**Set exercise:**
Extract the full listing below without altering a single character.
[Rows start]
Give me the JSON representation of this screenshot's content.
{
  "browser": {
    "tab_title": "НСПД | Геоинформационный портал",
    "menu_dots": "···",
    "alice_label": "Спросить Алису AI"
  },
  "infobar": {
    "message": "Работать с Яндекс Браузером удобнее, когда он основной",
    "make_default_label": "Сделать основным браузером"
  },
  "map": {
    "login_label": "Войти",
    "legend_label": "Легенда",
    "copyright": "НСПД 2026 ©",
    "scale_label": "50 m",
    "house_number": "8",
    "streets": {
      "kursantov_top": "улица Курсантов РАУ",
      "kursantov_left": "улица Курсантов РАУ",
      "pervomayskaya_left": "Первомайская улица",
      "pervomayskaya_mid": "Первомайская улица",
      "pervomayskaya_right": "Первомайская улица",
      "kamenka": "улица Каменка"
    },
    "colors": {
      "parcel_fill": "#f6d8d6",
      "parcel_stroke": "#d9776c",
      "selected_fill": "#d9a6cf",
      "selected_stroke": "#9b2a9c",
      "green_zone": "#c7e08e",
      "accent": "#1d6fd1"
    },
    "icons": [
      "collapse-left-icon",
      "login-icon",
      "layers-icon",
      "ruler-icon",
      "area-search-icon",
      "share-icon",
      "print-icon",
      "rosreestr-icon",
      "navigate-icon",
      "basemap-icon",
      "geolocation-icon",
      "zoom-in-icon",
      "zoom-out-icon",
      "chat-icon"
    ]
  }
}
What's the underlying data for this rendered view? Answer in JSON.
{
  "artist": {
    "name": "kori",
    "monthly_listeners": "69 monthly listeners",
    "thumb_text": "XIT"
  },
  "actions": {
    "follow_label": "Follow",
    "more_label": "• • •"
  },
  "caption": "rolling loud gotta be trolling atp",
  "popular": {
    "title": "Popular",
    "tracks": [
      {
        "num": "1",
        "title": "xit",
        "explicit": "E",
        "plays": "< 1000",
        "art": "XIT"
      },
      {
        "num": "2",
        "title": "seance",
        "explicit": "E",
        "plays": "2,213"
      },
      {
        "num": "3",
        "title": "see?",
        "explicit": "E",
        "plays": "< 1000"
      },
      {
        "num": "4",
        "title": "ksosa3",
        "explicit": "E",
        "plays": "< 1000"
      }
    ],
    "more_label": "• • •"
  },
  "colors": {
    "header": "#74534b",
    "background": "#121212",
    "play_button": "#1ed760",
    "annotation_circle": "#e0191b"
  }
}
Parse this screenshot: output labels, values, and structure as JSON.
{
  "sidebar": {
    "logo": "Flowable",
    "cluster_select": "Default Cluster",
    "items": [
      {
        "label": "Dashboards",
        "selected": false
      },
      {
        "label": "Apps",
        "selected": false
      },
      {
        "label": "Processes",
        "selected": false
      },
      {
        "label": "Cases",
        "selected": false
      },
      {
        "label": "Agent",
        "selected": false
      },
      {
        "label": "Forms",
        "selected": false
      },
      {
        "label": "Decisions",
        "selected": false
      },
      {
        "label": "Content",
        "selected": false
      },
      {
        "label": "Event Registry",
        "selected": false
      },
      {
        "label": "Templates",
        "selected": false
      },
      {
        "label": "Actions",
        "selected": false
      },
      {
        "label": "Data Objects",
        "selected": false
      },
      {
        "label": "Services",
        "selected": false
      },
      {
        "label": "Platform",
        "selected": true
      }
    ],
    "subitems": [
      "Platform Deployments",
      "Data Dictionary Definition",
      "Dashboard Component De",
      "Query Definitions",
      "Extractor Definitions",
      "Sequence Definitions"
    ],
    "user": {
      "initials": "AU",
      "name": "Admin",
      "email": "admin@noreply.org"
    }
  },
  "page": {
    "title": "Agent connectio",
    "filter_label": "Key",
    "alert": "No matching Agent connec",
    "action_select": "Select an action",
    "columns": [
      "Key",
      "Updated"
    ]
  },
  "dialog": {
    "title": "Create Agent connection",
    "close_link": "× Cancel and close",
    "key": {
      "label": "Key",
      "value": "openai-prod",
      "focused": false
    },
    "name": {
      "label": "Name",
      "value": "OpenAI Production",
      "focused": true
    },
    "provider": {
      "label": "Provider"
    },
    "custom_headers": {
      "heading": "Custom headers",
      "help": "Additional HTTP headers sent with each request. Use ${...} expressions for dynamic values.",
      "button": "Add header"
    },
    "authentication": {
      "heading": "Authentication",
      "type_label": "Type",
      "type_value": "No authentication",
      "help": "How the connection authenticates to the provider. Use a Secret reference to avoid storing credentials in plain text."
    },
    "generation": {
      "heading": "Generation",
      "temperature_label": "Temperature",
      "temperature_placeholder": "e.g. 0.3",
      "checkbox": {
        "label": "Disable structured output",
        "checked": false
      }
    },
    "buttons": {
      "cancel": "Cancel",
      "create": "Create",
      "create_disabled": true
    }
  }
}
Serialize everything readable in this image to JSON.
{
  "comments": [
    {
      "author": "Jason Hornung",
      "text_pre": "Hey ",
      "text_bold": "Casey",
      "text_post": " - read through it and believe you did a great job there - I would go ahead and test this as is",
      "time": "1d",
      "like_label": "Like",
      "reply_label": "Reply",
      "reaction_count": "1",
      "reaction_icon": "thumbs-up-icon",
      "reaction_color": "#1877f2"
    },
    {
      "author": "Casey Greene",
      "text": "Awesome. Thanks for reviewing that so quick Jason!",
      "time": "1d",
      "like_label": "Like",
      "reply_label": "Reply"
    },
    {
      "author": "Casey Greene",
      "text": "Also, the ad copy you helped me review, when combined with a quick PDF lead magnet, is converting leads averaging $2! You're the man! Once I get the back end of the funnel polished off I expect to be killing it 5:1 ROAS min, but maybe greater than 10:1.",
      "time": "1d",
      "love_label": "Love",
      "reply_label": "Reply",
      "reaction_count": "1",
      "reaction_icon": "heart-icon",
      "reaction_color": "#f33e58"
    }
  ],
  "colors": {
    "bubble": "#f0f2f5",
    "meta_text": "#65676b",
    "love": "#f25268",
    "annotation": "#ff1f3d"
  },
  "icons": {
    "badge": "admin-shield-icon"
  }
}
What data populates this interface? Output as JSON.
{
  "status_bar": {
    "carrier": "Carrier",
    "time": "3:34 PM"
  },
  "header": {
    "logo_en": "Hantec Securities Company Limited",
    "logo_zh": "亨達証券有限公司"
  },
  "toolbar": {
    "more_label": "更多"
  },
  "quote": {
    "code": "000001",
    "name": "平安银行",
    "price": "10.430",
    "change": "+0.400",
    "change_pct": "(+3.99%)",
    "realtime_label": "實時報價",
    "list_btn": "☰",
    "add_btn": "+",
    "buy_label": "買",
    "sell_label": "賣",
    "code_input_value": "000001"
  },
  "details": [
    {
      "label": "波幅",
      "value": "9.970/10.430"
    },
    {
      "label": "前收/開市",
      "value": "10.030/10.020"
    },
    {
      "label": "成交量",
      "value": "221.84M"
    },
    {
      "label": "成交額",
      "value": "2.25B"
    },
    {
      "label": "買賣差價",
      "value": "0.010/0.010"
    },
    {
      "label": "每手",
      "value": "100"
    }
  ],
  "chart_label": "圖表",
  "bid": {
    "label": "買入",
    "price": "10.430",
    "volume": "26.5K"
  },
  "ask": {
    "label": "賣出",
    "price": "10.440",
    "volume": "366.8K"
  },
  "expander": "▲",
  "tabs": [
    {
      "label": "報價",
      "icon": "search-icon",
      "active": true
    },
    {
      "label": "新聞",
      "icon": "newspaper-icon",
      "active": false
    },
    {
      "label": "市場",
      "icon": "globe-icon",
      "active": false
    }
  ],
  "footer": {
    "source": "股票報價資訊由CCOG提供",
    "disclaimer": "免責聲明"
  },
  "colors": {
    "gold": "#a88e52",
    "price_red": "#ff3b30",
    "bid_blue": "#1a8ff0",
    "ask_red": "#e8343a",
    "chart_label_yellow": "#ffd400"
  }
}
[Rows end]
**Expected output:**
Give me the JSON representation of this screenshot's content.
{
  "browser": {
    "tab_title": "НСПД | Геоинформационный портал",
    "menu_dots": "···",
    "alice_label": "Спросить Алису AI"
  },
  "infobar": {
    "message": "Работать с Яндекс Браузером удобнее, когда он основной",
    "make_default_label": "Сделать основным браузером"
  },
  "map": {
    "login_label": "Войти",
    "legend_label": "Легенда",
    "copyright": "НСПД 2026 ©",
    "scale_label": "50 m",
    "house_number": "8",
    "streets": {
      "kursantov_top": "улица Курсантов РАУ",
      "kursantov_left": "улица Курсантов РАУ",
      "pervomayskaya_left": "Первомайская улица",
      "pervomayskaya_mid": "Первомайская улица",
      "pervomayskaya_right": "Первомайская улица",
      "kamenka": "улица Каменка"
    },
    "colors": {
      "parcel_fill": "#f6d8d6",
      "parcel_stroke": "#d9776c",
      "selected_fill": "#d9a6cf",
      "selected_stroke": "#9b2a9c",
      "green_zone": "#c7e08e",
      "accent": "#1d6fd1"
    },
    "icons": [
      "collapse-left-icon",
      "login-icon",
      "layers-icon",
      "ruler-icon",
      "area-search-icon",
      "share-icon",
      "print-icon",
      "rosreestr-icon",
      "navigate-icon",
      "basemap-icon",
      "geolocation-icon",
      "zoom-in-icon",
      "zoom-out-icon",
      "chat-icon"
    ]
  }
}
What's the underlying data for this rendered view? Answer in JSON.
{
  "artist": {
    "name": "kori",
    "monthly_listeners": "69 monthly listeners",
    "thumb_text": "XIT"
  },
  "actions": {
    "follow_label": "Follow",
    "more_label": "• • •"
  },
  "caption": "rolling loud gotta be trolling atp",
  "popular": {
    "title": "Popular",
    "tracks": [
      {
        "num": "1",
        "title": "xit",
        "explicit": "E",
        "plays": "< 1000",
        "art": "XIT"
      },
      {
        "num": "2",
        "title": "seance",
        "explicit": "E",
        "plays": "2,213"
      },
      {
        "num": "3",
        "title": "see?",
        "explicit": "E",
        "plays": "< 1000"
      },
      {
        "num": "4",
        "title": "ksosa3",
        "explicit": "E",
        "plays": "< 1000"
      }
    ],
    "more_label": "• • •"
  },
  "colors": {
    "header": "#74534b",
    "background": "#121212",
    "play_button": "#1ed760",
    "annotation_circle": "#e0191b"
  }
}
Parse this screenshot: output labels, values, and structure as JSON.
{
  "sidebar": {
    "logo": "Flowable",
    "cluster_select": "Default Cluster",
    "items": [
      {
        "label": "Dashboards",
        "selected": false
      },
      {
        "label": "Apps",
        "selected": false
      },
      {
        "label": "Processes",
        "selected": false
      },
      {
        "label": "Cases",
        "selected": false
      },
      {
        "label": "Agent",
        "selected": false
      },
      {
        "label": "Forms",
        "selected": false
      },
      {
        "label": "Decisions",
        "selected": false
      },
      {
        "label": "Content",
        "selected": false
      },
      {
        "label": "Event Registry",
        "selected": false
      },
      {
        "label": "Templates",
        "selected": false
      },
      {
        "label": "Actions",
        "selected": false
      },
      {
        "label": "Data Objects",
        "selected": false
      },
      {
        "label": "Services",
        "selected": false
      },
      {
        "label": "Platform",
        "selected": true
      }
    ],
    "subitems": [
      "Platform Deployments",
      "Data Dictionary Definition",
      "Dashboard Component De",
      "Query Definitions",
      "Extractor Definitions",
      "Sequence Definitions"
    ],
    "user": {
      "initials": "AU",
      "name": "Admin",
      "email": "admin@noreply.org"
    }
  },
  "page": {
    "title": "Agent connectio",
    "filter_label": "Key",
    "alert": "No matching Agent connec",
    "action_select": "Select an action",
    "columns": [
      "Key",
      "Updated"
    ]
  },
  "dialog": {
    "title": "Create Agent connection",
    "close_link": "× Cancel and close",
    "key": {
      "label": "Key",
      "value": "openai-prod",
      "focused": false
    },
    "name": {
      "label": "Name",
      "value": "OpenAI Production",
      "focused": true
    },
    "provider": {
      "label": "Provider"
    },
    "custom_headers": {
      "heading": "Custom headers",
      "help": "Additional HTTP headers sent with each request. Use ${...} expressions for dynamic values.",
      "button": "Add header"
    },
    "authentication": {
      "heading": "Authentication",
      "type_label": "Type",
      "type_value": "No authentication",
      "help": "How the connection authenticates to the provider. Use a Secret reference to avoid storing credentials in plain text."
    },
    "generation": {
      "heading": "Generation",
      "temperature_label": "Temperature",
      "temperature_placeholder": "e.g. 0.3",
      "checkbox": {
        "label": "Disable structured output",
        "checked": false
      }
    },
    "buttons": {
      "cancel": "Cancel",
      "create": "Create",
      "create_disabled": true
    }
  }
}
Serialize everything readable in this image to JSON.
{
  "comments": [
    {
      "author": "Jason Hornung",
      "text_pre": "Hey ",
      "text_bold": "Casey",
      "text_post": " - read through it and believe you did a great job there - I would go ahead and test this as is",
      "time": "1d",
      "like_label": "Like",
      "reply_label": "Reply",
      "reaction_count": "1",
      "reaction_icon": "thumbs-up-icon",
      "reaction_color": "#1877f2"
    },
    {
      "author": "Casey Greene",
      "text": "Awesome. Thanks for reviewing that so quick Jason!",
      "time": "1d",
      "like_label": "Like",
      "reply_label": "Reply"
    },
    {
      "author": "Casey Greene",
      "text": "Also, the ad copy you helped me review, when combined with a quick PDF lead magnet, is converting leads averaging $2! You're the man! Once I get the back end of the funnel polished off I expect to be killing it 5:1 ROAS min, but maybe greater than 10:1.",
      "time": "1d",
      "love_label": "Love",
      "reply_label": "Reply",
      "reaction_count": "1",
      "reaction_icon": "heart-icon",
      "reaction_color": "#f33e58"
    }
  ],
  "colors": {
    "bubble": "#f0f2f5",
    "meta_text": "#65676b",
    "love": "#f25268",
    "annotation": "#ff1f3d"
  },
  "icons": {
    "badge": "admin-shield-icon"
  }
}
What data populates this interface? Output as JSON.
{
  "status_bar": {
    "carrier": "Carrier",
    "time": "3:34 PM"
  },
  "header": {
    "logo_en": "Hantec Securities Company Limited",
    "logo_zh": "亨達証券有限公司"
  },
  "toolbar": {
    "more_label": "更多"
  },
  "quote": {
    "code": "000001",
    "name": "平安银行",
    "price": "10.430",
    "change": "+0.400",
    "change_pct": "(+3.99%)",
    "realtime_label": "實時報價",
    "list_btn": "☰",
    "add_btn": "+",
    "buy_label": "買",
    "sell_label": "賣",
    "code_input_value": "000001"
  },
  "details": [
    {
      "label": "波幅",
      "value": "9.970/10.430"
    },
    {
      "label": "前收/開市",
      "value": "10.030/10.020"
    },
    {
      "label": "成交量",
      "value": "221.84M"
    },
    {
      "label": "成交額",
      "value": "2.25B"
    },
    {
      "label": "買賣差價",
      "value": "0.010/0.010"
    },
    {
      "label": "每手",
      "value": "100"
    }
  ],
  "chart_label": "圖表",
  "bid": {
    "label": "買入",
    "price": "10.430",
    "volume": "26.5K"
  },
  "ask": {
    "label": "賣出",
    "price": "10.440",
    "volume": "366.8K"
  },
  "expander": "▲",
  "tabs": [
    {
      "label": "報價",
      "icon": "search-icon",
      "active": true
    },
    {
      "label": "新聞",
      "icon": "newspaper-icon",
      "active": false
    },
    {
      "label": "市場",
      "icon": "globe-icon",
      "active": false
    }
  ],
  "footer": {
    "source": "股票報價資訊由CCOG提供",
    "disclaimer": "免責聲明"
  },
  "colors": {
    "gold": "#a88e52",
    "price_red": "#ff3b30",
    "bid_blue": "#1a8ff0",
    "ask_red": "#e8343a",
    "chart_label_yellow": "#ffd400"
  }
}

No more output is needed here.